* The request *
Search the material below for the word "structured" and copy every line in which it occurs.

* Provided data *
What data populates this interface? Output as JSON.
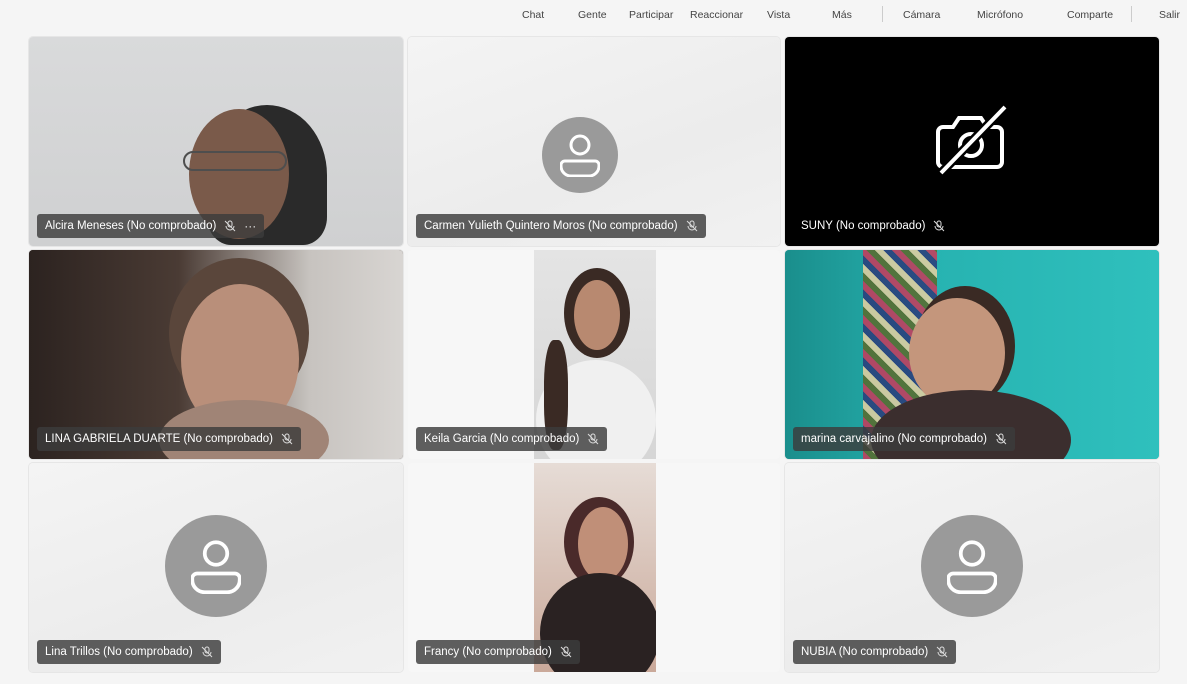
{
  "toolbar": {
    "chat": "Chat",
    "people": "Gente",
    "participate": "Participar",
    "react": "Reaccionar",
    "view": "Vista",
    "more": "Más",
    "camera": "Cámara",
    "microphone": "Micrófono",
    "share": "Comparte",
    "leave": "Salir"
  },
  "participants": [
    {
      "name": "Alcira Meneses (No comprobado)",
      "video": true,
      "more": "···"
    },
    {
      "name": "Carmen Yulieth Quintero Moros (No comprobado)",
      "video": false
    },
    {
      "name": "SUNY (No comprobado)",
      "video": false,
      "camera_off": true
    },
    {
      "name": "LINA GABRIELA DUARTE (No comprobado)",
      "video": true
    },
    {
      "name": "Keila Garcia (No comprobado)",
      "video": true
    },
    {
      "name": "marina carvajalino (No comprobado)",
      "video": true
    },
    {
      "name": "Lina Trillos (No comprobado)",
      "video": false
    },
    {
      "name": "Francy (No comprobado)",
      "video": true
    },
    {
      "name": "NUBIA (No comprobado)",
      "video": false
    }
  ],
  "colors": {
    "avatar": "#9a9a9a",
    "label_bg": "#3c3c3c",
    "camera_off_bg": "#000000"
  }
}
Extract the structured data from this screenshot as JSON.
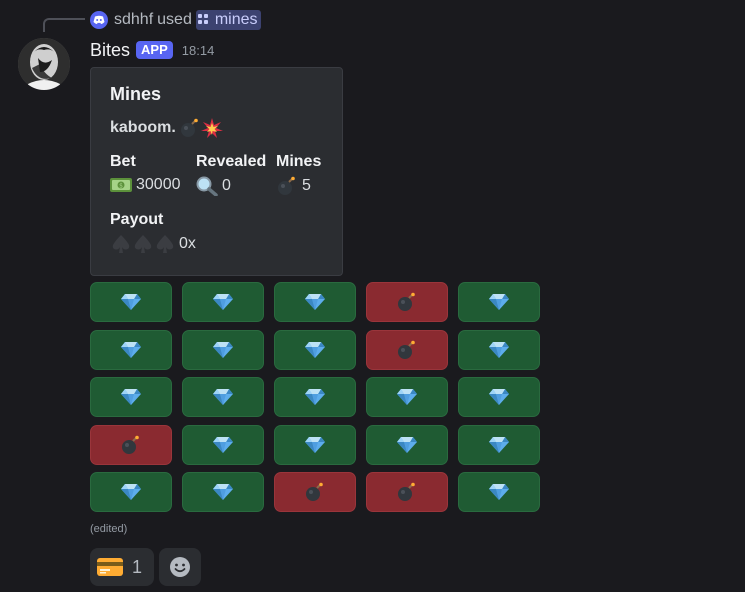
{
  "command_use": {
    "user": "sdhhf",
    "used_word": "used",
    "command": "mines"
  },
  "message": {
    "bot_name": "Bites",
    "badge": "APP",
    "timestamp": "18:14",
    "edited": "(edited)"
  },
  "embed": {
    "title": "Mines",
    "description": "kaboom.",
    "fields": {
      "bet": {
        "name": "Bet",
        "value": "30000",
        "icon": "money-icon"
      },
      "revealed": {
        "name": "Revealed",
        "value": "0",
        "icon": "magnifier-icon"
      },
      "mines": {
        "name": "Mines",
        "value": "5",
        "icon": "bomb-icon"
      },
      "payout": {
        "name": "Payout",
        "value": "0x",
        "icon": "spade-icon"
      }
    }
  },
  "board": [
    [
      "gem",
      "gem",
      "gem",
      "bomb",
      "gem"
    ],
    [
      "gem",
      "gem",
      "gem",
      "bomb",
      "gem"
    ],
    [
      "gem",
      "gem",
      "gem",
      "gem",
      "gem"
    ],
    [
      "bomb",
      "gem",
      "gem",
      "gem",
      "gem"
    ],
    [
      "gem",
      "gem",
      "bomb",
      "bomb",
      "gem"
    ]
  ],
  "reactions": [
    {
      "icon": "credit-card-icon",
      "count": "1"
    }
  ],
  "colors": {
    "background": "#1a1a1e",
    "embed": "#2b2d31",
    "gem_tile": "#1f5b33",
    "bomb_tile": "#8a2a30",
    "accent": "#5865f2"
  }
}
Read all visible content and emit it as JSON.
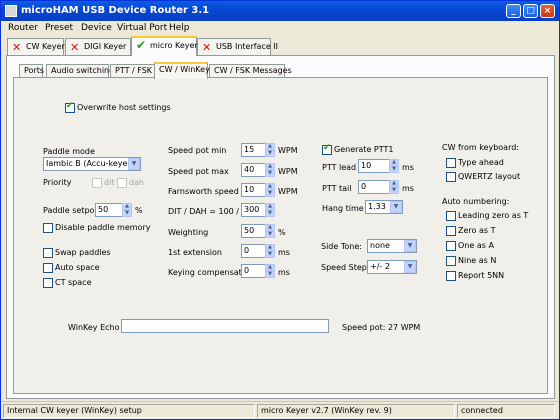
{
  "window": {
    "title": "microHAM USB Device Router 3.1"
  },
  "menu": [
    "Router",
    "Preset",
    "Device",
    "Virtual Port",
    "Help"
  ],
  "main_tabs": [
    "CW Keyer",
    "DIGI Keyer",
    "micro Keyer",
    "USB Interface II"
  ],
  "sub_tabs": [
    "Ports",
    "Audio switching",
    "PTT / FSK",
    "CW / WinKey",
    "CW / FSK Messages"
  ],
  "overwrite_host": "Overwrite host settings",
  "paddle": {
    "mode_label": "Paddle mode",
    "mode_value": "Iambic B  (Accu-keyer)",
    "priority_label": "Priority",
    "dit": "dit",
    "dah": "dah",
    "setpoint_label": "Paddle setpoint",
    "setpoint_value": "50",
    "setpoint_unit": "%",
    "disable_memory": "Disable paddle memory",
    "swap": "Swap paddles",
    "autospace": "Auto space",
    "ctspace": "CT space"
  },
  "speed": {
    "pot_min_label": "Speed pot min",
    "pot_min": "15",
    "pot_max_label": "Speed pot max",
    "pot_max": "40",
    "farnsworth_label": "Farnsworth speed",
    "farnsworth": "10",
    "ditdah_label": "DIT / DAH = 100 /",
    "ditdah": "300",
    "weighting_label": "Weighting",
    "weighting": "50",
    "first_ext_label": "1st extension",
    "first_ext": "0",
    "keycomp_label": "Keying compensation",
    "keycomp": "0",
    "wpm": "WPM",
    "pct": "%",
    "ms": "ms"
  },
  "ptt": {
    "generate": "Generate PTT1",
    "lead_label": "PTT lead",
    "lead": "10",
    "tail_label": "PTT tail",
    "tail": "0",
    "hang_label": "Hang time",
    "hang": "1.33",
    "ms": "ms"
  },
  "sidetone": {
    "label": "Side Tone:",
    "value": "none"
  },
  "speedstep": {
    "label": "Speed Step:",
    "value": "+/- 2"
  },
  "keyboard": {
    "title": "CW from keyboard:",
    "type_ahead": "Type ahead",
    "qwertz": "QWERTZ layout"
  },
  "autonum": {
    "title": "Auto numbering:",
    "lead_zero": "Leading zero as T",
    "zero_t": "Zero as T",
    "one_a": "One as A",
    "nine_n": "Nine as N",
    "report": "Report 5NN"
  },
  "echo": {
    "label": "WinKey Echo",
    "value": "",
    "speed_pot": "Speed pot: 27 WPM"
  },
  "status": {
    "left": "Internal CW keyer (WinKey) setup",
    "mid": "micro Keyer v2.7 (WinKey rev. 9)",
    "right": "connected"
  }
}
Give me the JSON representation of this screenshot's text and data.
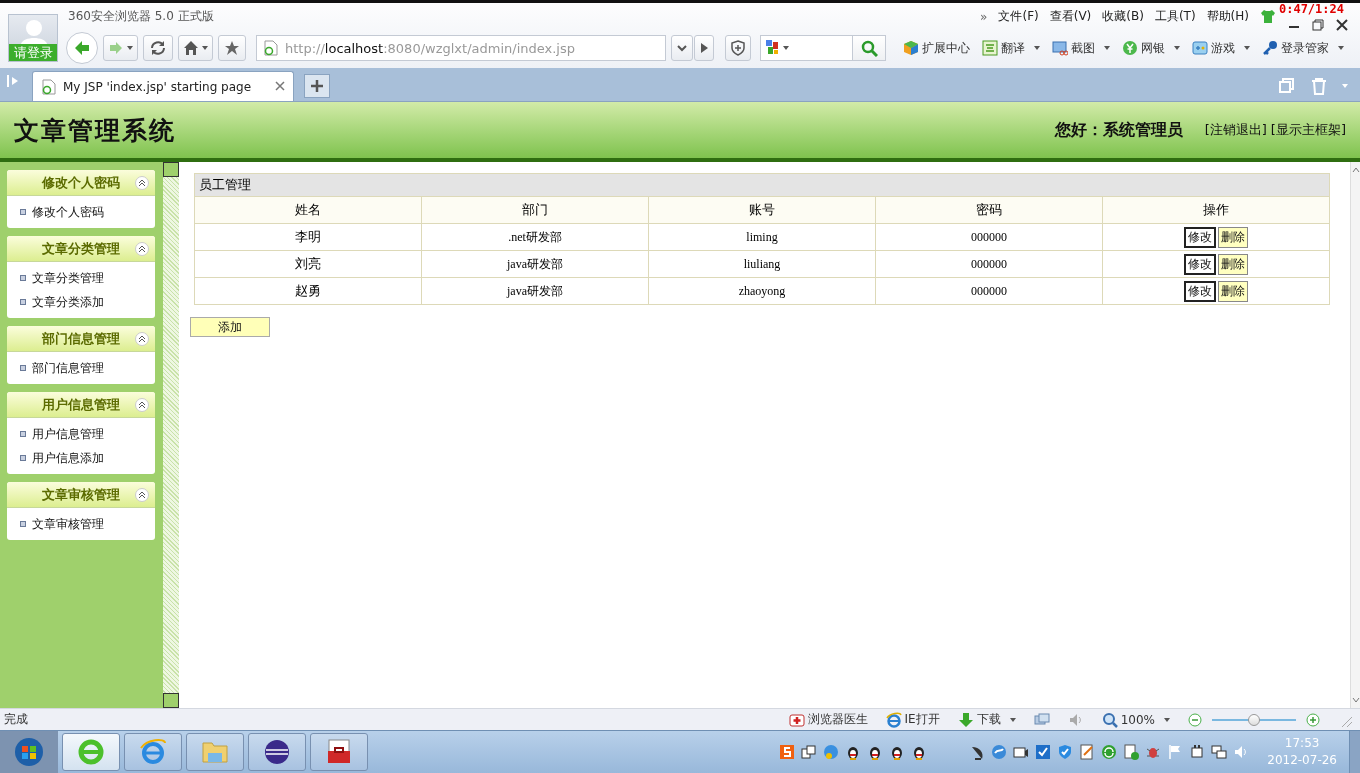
{
  "browser": {
    "title": "360安全浏览器 5.0 正式版",
    "login_label": "请登录",
    "menu_overflow": "»",
    "menu": [
      "文件(F)",
      "查看(V)",
      "收藏(B)",
      "工具(T)",
      "帮助(H)"
    ],
    "recording_timer": "0:47/1:24",
    "url": {
      "scheme": "http://",
      "host": "localhost",
      "path": ":8080/wzglxt/admin/index.jsp"
    },
    "tools": [
      {
        "label": "扩展中心",
        "kind": "extensions",
        "dropdown": false
      },
      {
        "label": "翻译",
        "kind": "translate",
        "dropdown": true
      },
      {
        "label": "截图",
        "kind": "screenshot",
        "dropdown": true
      },
      {
        "label": "网银",
        "kind": "bank",
        "dropdown": true
      },
      {
        "label": "游戏",
        "kind": "games",
        "dropdown": true
      },
      {
        "label": "登录管家",
        "kind": "key",
        "dropdown": true
      }
    ]
  },
  "tabs": [
    {
      "label": "My JSP 'index.jsp' starting page",
      "selected": true
    }
  ],
  "page": {
    "title": "文章管理系统",
    "greeting": "您好：系统管理员",
    "links": [
      "[注销退出]",
      "[显示主框架]"
    ]
  },
  "sidebar": [
    {
      "title": "修改个人密码",
      "expanded": true,
      "items": [
        "修改个人密码"
      ]
    },
    {
      "title": "文章分类管理",
      "expanded": true,
      "items": [
        "文章分类管理",
        "文章分类添加"
      ]
    },
    {
      "title": "部门信息管理",
      "expanded": true,
      "items": [
        "部门信息管理"
      ]
    },
    {
      "title": "用户信息管理",
      "expanded": true,
      "items": [
        "用户信息管理",
        "用户信息添加"
      ]
    },
    {
      "title": "文章审核管理",
      "expanded": true,
      "items": [
        "文章审核管理"
      ]
    }
  ],
  "panel": {
    "caption": "员工管理",
    "columns": [
      "姓名",
      "部门",
      "账号",
      "密码",
      "操作"
    ],
    "rows": [
      {
        "cells": [
          "李明",
          ".net研发部",
          "liming",
          "000000"
        ],
        "actions": [
          "修改",
          "删除"
        ]
      },
      {
        "cells": [
          "刘亮",
          "java研发部",
          "liuliang",
          "000000"
        ],
        "actions": [
          "修改",
          "删除"
        ]
      },
      {
        "cells": [
          "赵勇",
          "java研发部",
          "zhaoyong",
          "000000"
        ],
        "actions": [
          "修改",
          "删除"
        ]
      }
    ],
    "add_button": "添加"
  },
  "status_bar": {
    "text": "完成",
    "items": [
      {
        "label": "浏览器医生",
        "kind": "doctor"
      },
      {
        "label": "IE打开",
        "kind": "ie"
      },
      {
        "label": "下载",
        "kind": "download"
      }
    ],
    "zoom": "100%",
    "zoom_slider": {
      "level": 0.5
    }
  },
  "taskbar": {
    "time": "17:53",
    "date": "2012-07-26"
  }
}
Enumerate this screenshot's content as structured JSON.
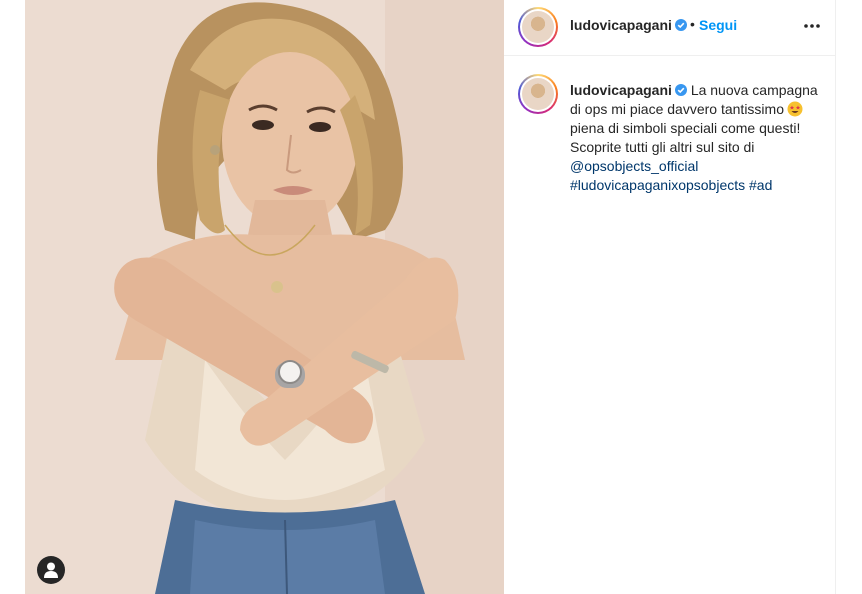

* Complete output *
Extract the structured data from this screenshot as JSON.
Enumerate this screenshot's content as structured JSON.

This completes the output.